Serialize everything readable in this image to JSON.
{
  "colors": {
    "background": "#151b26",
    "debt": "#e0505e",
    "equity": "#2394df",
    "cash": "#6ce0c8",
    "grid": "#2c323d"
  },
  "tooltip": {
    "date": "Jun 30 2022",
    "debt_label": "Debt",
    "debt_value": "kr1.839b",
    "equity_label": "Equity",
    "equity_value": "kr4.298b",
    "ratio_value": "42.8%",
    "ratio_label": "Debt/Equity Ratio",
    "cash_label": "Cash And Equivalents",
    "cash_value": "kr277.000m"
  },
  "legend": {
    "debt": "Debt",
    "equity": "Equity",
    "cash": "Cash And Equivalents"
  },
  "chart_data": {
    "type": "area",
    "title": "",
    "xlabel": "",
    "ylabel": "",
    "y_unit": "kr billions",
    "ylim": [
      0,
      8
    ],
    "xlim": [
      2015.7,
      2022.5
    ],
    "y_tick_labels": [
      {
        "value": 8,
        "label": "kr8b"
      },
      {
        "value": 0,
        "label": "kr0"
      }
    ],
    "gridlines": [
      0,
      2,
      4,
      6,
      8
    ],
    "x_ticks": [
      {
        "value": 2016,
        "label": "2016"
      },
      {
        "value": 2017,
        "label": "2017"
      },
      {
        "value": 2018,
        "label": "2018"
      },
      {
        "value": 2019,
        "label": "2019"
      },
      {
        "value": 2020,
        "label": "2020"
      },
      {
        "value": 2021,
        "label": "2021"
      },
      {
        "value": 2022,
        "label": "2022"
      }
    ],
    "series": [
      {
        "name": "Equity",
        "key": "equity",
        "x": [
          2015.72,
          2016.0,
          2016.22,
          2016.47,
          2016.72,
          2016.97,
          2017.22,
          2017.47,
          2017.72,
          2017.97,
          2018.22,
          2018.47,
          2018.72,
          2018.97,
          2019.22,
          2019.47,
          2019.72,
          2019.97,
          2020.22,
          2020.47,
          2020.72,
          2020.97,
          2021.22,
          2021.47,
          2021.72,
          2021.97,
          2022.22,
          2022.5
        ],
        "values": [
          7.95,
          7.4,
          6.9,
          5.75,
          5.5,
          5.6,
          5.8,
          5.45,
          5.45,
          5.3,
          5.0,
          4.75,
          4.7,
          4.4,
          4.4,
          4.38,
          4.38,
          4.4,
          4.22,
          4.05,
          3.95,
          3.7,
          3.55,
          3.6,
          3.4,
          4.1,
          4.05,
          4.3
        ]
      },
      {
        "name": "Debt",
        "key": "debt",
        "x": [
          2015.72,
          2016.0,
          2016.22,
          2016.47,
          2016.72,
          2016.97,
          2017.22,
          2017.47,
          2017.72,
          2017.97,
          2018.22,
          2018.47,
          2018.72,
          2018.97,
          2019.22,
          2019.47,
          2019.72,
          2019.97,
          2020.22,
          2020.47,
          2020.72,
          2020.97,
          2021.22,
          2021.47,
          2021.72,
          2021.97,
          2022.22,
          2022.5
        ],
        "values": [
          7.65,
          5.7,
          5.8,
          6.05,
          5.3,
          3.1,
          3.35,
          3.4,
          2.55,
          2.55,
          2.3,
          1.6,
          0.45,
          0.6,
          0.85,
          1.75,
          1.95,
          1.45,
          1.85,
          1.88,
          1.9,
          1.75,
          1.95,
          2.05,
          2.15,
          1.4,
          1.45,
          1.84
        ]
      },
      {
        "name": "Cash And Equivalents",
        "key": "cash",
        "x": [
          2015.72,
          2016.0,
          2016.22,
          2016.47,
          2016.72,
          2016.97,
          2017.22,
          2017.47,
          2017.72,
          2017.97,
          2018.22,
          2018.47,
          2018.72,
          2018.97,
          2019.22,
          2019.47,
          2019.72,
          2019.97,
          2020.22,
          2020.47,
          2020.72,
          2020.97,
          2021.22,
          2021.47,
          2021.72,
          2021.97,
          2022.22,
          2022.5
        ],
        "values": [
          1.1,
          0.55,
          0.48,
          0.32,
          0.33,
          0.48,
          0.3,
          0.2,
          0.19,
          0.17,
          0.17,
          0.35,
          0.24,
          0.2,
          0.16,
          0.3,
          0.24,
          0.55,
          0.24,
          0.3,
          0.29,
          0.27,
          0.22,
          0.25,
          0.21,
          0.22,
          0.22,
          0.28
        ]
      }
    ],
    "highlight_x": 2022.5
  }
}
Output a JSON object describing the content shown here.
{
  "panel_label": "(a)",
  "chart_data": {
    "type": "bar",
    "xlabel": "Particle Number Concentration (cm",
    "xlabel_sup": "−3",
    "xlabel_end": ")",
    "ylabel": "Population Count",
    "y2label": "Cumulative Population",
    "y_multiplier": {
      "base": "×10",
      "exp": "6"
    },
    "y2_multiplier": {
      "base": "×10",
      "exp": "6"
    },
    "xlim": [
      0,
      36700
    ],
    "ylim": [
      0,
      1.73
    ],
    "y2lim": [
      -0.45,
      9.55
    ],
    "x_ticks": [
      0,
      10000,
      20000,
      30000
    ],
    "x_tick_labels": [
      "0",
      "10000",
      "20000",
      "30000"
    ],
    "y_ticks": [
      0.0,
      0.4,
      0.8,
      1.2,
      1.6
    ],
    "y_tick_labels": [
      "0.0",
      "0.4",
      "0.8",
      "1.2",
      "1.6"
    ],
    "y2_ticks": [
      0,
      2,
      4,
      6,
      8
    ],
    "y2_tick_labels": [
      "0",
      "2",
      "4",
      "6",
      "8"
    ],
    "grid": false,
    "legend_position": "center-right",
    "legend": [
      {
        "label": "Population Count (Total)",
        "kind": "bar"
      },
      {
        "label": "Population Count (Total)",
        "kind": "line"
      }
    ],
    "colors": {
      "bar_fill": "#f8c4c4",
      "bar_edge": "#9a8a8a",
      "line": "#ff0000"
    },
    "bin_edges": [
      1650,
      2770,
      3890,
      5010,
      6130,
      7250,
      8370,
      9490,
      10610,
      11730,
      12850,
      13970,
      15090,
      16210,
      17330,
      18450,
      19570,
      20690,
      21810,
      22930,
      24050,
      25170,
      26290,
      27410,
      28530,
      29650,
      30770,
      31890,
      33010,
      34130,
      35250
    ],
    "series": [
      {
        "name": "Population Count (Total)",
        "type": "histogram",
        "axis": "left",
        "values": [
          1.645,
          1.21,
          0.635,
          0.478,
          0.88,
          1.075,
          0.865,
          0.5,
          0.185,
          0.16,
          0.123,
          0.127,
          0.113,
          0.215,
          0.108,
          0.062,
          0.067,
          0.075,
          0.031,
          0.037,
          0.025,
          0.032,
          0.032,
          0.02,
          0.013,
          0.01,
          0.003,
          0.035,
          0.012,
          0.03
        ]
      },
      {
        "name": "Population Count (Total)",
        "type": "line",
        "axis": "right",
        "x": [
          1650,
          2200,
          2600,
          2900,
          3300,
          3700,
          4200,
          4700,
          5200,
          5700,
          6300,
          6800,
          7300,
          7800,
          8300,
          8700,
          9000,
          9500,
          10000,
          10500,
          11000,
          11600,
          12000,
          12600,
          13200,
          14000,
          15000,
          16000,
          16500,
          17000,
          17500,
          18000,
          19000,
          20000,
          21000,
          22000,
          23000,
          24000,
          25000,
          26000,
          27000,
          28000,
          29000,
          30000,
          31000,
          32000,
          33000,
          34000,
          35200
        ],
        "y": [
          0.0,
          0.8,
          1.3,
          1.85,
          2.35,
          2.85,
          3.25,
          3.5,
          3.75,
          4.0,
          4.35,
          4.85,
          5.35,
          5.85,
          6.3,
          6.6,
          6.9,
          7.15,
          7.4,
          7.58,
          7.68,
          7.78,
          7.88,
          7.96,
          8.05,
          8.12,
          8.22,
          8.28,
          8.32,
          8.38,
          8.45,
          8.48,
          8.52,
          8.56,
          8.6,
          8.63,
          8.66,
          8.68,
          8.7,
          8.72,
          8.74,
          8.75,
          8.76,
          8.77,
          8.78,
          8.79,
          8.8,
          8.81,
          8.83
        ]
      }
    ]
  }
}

::::::

Show all lines from the listing above in which "Equivalents" appears.

» Exercise answer:
    "cash_label": "Cash And Equivalents",
    "cash": "Cash And Equivalents"
        "name": "Cash And Equivalents",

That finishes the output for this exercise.